*AIM:* Pull out every line of the listing below where "left" appears.

**** DATA FOR PROCESSING ****

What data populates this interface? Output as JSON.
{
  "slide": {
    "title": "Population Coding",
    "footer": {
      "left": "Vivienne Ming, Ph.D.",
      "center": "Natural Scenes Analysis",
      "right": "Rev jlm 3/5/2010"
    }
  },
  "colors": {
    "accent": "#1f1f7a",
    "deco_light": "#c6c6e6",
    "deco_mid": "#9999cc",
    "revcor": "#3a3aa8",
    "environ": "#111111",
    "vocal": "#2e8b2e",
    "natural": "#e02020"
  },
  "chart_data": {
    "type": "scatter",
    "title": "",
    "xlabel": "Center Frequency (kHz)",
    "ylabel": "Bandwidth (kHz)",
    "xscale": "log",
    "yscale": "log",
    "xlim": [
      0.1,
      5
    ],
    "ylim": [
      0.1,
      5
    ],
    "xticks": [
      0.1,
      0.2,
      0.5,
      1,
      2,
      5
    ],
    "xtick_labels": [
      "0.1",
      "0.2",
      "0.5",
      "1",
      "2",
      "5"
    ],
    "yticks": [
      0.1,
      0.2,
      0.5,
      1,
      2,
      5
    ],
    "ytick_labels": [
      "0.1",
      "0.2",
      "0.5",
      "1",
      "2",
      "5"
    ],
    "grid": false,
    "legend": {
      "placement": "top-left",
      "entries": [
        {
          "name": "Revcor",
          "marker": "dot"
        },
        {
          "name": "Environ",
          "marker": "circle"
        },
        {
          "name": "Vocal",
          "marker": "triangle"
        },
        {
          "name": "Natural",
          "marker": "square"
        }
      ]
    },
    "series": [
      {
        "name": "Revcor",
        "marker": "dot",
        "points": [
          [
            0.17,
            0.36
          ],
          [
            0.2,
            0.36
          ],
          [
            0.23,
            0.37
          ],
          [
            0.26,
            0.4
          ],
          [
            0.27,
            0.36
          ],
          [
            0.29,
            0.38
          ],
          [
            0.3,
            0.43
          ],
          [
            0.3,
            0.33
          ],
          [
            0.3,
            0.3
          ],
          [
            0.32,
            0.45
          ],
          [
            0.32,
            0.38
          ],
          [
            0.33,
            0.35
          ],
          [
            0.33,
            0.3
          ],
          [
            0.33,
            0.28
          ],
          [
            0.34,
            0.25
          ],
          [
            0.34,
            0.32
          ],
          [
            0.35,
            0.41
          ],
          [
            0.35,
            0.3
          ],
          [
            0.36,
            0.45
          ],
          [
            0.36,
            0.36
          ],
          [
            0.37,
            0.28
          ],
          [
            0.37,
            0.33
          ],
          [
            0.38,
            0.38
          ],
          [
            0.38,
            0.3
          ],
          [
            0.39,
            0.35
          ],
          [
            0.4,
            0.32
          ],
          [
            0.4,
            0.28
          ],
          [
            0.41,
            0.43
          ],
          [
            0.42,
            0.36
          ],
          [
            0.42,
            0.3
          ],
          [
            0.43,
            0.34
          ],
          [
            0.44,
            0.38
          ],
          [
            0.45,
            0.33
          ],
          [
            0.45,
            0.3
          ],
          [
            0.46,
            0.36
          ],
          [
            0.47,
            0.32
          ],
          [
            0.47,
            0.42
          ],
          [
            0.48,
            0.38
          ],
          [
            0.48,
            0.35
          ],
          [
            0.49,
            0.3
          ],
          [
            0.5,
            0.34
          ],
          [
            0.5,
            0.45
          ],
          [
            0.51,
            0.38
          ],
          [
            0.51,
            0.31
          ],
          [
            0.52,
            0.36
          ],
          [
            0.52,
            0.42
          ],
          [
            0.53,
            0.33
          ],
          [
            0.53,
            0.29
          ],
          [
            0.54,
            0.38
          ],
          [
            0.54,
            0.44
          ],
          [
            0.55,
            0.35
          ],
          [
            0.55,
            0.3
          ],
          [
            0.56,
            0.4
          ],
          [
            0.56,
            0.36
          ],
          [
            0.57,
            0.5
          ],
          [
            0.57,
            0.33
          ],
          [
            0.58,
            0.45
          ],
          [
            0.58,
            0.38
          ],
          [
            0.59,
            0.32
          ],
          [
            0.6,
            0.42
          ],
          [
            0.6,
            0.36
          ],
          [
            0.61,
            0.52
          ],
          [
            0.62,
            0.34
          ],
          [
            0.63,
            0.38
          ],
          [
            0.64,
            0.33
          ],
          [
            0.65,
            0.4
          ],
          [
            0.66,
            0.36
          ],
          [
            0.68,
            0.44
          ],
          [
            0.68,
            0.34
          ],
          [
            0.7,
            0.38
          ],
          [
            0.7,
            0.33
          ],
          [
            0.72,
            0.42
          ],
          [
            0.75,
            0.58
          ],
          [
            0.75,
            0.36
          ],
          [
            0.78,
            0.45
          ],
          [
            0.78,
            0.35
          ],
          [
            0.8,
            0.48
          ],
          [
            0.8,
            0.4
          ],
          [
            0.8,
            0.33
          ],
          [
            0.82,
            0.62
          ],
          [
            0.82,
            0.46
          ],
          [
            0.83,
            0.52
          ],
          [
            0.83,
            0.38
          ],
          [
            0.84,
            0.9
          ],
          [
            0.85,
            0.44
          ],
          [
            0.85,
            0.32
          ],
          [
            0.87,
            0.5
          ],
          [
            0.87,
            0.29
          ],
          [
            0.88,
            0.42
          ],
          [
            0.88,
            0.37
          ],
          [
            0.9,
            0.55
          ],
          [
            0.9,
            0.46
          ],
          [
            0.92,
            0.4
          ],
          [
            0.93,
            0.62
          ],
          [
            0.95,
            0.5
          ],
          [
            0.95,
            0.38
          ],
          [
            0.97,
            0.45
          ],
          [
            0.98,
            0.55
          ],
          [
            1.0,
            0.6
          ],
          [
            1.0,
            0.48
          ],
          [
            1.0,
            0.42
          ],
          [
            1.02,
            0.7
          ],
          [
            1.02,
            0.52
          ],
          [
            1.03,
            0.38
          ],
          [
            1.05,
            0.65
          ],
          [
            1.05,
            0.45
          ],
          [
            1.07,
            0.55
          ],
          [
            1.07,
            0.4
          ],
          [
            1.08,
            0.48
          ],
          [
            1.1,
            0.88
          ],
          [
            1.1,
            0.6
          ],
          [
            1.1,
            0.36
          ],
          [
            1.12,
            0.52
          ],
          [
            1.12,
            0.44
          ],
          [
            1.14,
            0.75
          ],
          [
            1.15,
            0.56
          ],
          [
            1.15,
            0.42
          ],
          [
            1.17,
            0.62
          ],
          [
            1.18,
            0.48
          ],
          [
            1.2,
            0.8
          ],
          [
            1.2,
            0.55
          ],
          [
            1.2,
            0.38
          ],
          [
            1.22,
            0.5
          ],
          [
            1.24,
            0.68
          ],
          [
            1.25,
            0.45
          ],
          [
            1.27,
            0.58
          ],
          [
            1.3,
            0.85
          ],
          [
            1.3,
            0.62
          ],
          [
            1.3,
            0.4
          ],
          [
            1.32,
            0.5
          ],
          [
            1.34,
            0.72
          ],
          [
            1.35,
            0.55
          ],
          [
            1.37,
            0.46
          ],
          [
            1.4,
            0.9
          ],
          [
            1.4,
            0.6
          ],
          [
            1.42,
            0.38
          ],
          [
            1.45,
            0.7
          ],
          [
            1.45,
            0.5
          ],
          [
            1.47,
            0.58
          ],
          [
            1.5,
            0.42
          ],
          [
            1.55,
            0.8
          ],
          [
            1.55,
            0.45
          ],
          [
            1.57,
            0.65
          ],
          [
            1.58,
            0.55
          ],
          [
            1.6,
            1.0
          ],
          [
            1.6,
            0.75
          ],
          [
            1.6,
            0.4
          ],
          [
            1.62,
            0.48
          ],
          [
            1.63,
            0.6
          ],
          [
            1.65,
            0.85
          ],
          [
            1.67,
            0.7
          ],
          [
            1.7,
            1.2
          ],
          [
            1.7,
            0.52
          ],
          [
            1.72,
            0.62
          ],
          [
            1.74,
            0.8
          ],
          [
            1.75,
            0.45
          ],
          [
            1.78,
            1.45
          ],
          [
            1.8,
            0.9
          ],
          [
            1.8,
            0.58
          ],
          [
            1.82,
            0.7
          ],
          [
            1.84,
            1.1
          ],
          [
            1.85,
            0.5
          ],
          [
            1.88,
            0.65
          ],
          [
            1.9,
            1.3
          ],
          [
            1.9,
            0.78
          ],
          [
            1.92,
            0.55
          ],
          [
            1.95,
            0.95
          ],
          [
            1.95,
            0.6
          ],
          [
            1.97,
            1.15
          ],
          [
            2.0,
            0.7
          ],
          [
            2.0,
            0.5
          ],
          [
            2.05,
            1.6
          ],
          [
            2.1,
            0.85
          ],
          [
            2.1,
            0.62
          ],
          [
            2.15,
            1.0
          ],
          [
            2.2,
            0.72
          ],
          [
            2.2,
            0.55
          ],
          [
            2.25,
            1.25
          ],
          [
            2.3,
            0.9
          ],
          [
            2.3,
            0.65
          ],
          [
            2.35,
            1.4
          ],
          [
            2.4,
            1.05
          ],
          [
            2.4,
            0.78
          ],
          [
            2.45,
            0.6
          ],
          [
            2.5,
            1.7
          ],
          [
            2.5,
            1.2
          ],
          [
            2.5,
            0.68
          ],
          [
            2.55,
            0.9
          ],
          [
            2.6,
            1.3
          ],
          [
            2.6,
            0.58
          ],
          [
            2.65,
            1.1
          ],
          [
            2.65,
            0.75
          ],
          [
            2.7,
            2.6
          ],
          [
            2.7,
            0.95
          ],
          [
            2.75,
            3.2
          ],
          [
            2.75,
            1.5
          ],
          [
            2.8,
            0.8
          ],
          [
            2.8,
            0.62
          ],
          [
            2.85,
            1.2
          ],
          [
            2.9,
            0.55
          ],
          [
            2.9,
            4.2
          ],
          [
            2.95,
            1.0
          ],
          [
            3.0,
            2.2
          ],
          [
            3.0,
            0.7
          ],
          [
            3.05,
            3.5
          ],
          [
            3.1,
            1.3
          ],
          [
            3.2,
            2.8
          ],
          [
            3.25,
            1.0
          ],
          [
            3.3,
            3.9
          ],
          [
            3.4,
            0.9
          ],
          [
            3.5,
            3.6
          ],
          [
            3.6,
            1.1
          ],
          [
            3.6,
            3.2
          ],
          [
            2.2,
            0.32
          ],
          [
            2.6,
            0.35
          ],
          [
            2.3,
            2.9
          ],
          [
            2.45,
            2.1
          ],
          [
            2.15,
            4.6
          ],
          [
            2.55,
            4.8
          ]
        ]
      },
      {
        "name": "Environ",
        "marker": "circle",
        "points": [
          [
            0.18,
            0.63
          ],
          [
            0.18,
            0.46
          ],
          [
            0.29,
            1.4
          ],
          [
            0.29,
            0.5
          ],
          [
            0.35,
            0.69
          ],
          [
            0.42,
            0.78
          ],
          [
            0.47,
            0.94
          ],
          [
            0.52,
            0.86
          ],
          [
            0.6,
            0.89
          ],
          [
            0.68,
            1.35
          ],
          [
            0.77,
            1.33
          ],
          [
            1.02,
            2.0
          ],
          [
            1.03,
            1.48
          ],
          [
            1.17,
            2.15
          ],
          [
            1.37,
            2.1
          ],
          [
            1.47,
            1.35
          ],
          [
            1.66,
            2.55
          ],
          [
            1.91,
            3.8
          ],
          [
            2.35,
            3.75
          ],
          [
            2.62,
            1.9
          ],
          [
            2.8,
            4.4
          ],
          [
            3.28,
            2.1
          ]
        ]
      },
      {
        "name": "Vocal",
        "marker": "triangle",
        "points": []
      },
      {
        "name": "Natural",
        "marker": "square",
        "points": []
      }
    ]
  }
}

****

*FINAL RESULT:*
      "left": "Vivienne Ming, Ph.D.",
      "placement": "top-left",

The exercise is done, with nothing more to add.